TASK INSTRUCTIONS. Find the word "diminishing" in the listing; pull out each line holding it.
---------------
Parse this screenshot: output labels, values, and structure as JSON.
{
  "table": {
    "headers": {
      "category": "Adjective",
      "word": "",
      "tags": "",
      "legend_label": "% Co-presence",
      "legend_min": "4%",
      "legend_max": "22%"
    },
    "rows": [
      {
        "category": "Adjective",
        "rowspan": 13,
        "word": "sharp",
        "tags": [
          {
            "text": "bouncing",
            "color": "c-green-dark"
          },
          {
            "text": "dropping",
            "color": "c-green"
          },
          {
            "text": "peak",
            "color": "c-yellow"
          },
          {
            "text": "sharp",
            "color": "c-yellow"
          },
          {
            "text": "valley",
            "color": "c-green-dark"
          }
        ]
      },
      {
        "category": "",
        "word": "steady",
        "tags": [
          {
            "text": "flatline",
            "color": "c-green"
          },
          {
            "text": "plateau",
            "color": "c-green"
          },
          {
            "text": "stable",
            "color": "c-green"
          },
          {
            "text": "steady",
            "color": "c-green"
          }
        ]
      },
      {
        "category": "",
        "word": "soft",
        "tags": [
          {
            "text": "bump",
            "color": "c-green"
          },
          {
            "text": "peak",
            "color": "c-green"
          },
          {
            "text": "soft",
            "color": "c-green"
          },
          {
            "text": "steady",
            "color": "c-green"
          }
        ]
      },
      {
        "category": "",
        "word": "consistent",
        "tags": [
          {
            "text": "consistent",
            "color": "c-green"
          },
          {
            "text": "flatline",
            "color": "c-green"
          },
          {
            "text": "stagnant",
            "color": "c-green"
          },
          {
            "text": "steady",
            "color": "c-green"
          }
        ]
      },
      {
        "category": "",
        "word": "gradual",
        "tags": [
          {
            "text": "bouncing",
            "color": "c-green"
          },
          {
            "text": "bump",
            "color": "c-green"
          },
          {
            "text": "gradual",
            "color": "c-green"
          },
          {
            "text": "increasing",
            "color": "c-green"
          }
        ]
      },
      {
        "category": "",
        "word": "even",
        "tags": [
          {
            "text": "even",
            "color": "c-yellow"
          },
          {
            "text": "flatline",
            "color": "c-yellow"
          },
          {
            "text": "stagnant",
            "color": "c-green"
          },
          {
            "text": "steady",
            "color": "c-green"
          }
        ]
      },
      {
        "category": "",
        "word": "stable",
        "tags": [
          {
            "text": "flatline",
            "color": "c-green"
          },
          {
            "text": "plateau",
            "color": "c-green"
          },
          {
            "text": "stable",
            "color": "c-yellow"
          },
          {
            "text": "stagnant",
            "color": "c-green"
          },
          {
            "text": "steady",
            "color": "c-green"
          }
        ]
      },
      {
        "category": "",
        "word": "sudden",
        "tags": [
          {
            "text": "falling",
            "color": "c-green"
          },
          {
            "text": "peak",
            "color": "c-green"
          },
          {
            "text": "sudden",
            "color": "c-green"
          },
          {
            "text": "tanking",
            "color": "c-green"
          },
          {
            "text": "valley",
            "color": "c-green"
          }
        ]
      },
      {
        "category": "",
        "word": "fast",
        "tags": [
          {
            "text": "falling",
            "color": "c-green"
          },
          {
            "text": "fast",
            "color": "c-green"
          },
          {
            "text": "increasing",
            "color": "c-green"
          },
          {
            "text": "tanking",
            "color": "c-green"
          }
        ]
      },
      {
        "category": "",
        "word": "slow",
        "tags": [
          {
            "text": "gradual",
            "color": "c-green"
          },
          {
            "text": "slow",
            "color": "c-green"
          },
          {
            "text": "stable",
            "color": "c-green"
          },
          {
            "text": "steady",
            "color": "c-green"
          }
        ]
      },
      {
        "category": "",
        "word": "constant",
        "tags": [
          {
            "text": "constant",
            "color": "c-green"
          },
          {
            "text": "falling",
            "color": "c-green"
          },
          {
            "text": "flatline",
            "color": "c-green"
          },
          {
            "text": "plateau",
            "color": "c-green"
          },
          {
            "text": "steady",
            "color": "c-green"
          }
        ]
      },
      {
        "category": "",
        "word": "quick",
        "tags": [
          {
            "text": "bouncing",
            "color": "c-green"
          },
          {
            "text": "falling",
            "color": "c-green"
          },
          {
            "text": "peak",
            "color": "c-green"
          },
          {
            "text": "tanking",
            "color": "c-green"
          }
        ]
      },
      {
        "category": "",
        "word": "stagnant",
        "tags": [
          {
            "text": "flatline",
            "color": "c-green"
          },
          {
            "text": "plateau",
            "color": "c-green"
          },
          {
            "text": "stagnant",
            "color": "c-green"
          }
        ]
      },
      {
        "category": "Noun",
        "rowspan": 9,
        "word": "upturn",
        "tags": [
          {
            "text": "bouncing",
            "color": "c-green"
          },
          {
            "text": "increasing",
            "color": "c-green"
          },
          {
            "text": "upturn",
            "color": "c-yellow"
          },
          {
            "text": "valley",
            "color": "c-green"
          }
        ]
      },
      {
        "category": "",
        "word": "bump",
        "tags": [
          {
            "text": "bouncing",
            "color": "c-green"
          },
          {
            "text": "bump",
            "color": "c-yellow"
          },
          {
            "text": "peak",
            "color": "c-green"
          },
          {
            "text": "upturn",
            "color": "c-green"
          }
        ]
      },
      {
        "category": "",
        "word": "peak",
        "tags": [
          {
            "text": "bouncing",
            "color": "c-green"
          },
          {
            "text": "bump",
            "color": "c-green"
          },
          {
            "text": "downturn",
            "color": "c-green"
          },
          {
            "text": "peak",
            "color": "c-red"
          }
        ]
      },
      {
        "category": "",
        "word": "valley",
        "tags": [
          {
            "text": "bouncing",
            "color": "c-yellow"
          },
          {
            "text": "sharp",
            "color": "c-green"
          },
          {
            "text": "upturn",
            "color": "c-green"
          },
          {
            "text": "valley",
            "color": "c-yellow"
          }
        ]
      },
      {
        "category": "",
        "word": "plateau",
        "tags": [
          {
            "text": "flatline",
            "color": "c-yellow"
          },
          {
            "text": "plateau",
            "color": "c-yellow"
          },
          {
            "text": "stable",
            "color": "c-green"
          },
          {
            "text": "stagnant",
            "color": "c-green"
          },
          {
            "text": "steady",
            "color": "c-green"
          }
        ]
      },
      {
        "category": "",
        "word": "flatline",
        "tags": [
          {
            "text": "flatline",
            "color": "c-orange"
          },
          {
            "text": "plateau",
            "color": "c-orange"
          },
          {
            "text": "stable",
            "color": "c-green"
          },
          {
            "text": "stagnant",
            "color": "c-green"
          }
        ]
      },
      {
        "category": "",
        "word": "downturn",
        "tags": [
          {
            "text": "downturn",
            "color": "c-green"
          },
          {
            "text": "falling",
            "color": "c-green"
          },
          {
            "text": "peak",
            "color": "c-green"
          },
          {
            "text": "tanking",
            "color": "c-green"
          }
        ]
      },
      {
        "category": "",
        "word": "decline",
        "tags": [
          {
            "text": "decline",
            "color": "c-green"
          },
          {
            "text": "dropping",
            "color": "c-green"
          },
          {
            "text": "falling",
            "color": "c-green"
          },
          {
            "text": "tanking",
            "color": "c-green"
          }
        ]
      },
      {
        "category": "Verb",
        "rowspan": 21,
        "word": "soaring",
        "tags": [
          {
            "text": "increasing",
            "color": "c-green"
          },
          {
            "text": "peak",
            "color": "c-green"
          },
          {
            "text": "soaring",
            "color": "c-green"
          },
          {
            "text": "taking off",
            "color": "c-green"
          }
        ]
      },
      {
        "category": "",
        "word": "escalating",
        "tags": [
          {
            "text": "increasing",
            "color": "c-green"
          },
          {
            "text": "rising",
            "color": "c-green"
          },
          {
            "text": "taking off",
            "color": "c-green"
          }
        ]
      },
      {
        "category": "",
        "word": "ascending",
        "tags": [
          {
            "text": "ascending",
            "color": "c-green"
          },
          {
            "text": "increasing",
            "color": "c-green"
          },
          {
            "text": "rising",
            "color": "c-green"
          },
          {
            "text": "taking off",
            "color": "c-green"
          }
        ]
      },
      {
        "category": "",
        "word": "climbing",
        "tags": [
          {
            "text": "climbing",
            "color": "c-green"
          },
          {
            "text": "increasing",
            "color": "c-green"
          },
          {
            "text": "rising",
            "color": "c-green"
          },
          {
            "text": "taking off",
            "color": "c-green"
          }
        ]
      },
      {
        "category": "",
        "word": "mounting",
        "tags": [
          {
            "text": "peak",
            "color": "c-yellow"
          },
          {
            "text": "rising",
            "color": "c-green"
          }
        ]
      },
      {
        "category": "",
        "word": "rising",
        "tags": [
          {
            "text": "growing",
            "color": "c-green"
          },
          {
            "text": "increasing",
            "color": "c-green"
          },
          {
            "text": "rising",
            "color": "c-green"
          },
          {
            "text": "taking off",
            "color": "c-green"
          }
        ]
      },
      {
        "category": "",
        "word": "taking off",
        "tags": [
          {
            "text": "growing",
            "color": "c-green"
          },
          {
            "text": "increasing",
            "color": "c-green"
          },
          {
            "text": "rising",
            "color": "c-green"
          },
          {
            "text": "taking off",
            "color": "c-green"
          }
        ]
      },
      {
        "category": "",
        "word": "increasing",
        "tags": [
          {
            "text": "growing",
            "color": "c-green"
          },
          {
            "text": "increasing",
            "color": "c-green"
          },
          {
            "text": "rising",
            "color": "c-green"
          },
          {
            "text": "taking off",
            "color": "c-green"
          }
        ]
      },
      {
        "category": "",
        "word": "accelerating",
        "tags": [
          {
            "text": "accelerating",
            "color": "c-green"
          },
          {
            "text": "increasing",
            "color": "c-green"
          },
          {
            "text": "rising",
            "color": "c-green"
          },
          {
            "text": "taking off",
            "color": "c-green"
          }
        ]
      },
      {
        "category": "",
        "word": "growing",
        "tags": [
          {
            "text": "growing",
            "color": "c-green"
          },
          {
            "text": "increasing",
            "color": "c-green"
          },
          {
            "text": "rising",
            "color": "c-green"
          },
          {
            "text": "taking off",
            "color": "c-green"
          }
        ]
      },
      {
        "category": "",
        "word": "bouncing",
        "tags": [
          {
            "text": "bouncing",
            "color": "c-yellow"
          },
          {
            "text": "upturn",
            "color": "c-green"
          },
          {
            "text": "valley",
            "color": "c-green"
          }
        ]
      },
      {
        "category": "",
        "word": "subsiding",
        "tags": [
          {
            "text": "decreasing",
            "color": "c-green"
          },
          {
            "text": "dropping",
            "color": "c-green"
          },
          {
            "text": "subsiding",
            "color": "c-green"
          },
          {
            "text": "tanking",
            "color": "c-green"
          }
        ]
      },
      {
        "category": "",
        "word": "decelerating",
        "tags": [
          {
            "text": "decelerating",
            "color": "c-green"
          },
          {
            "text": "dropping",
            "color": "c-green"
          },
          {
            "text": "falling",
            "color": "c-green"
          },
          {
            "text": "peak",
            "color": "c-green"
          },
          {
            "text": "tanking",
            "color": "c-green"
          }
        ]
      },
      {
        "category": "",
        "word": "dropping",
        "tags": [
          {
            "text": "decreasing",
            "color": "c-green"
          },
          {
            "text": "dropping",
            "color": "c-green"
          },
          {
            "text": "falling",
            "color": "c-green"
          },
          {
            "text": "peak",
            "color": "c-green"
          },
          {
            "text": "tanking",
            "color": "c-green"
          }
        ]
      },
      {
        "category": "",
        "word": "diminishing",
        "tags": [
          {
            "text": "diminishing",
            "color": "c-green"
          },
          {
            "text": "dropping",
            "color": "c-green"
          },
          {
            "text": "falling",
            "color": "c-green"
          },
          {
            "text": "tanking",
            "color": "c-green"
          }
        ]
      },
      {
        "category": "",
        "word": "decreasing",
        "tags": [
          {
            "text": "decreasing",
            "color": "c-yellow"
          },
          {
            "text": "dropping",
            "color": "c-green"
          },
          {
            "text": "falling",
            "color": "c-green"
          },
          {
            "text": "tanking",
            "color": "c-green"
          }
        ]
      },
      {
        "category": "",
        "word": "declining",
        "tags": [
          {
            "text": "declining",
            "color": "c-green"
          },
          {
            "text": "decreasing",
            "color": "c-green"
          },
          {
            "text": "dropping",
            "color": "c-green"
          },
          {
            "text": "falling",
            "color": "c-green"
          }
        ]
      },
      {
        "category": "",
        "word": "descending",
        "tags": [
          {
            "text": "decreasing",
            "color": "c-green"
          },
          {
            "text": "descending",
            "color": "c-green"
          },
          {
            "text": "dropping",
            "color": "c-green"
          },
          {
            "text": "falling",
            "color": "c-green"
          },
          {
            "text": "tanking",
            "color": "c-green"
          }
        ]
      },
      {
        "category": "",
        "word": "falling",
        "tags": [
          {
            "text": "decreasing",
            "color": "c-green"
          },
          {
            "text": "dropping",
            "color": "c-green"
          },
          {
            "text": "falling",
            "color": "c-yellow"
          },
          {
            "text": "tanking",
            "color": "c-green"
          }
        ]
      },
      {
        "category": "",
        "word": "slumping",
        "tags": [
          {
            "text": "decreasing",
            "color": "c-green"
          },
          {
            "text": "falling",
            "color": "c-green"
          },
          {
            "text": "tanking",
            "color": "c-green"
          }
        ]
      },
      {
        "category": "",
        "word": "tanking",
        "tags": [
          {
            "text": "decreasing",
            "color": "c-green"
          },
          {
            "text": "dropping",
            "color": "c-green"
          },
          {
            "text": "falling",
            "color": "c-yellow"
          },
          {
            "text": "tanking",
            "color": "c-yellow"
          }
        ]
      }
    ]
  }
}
---------------
SOLVED EXERCISE.
        "word": "diminishing",
            "text": "diminishing",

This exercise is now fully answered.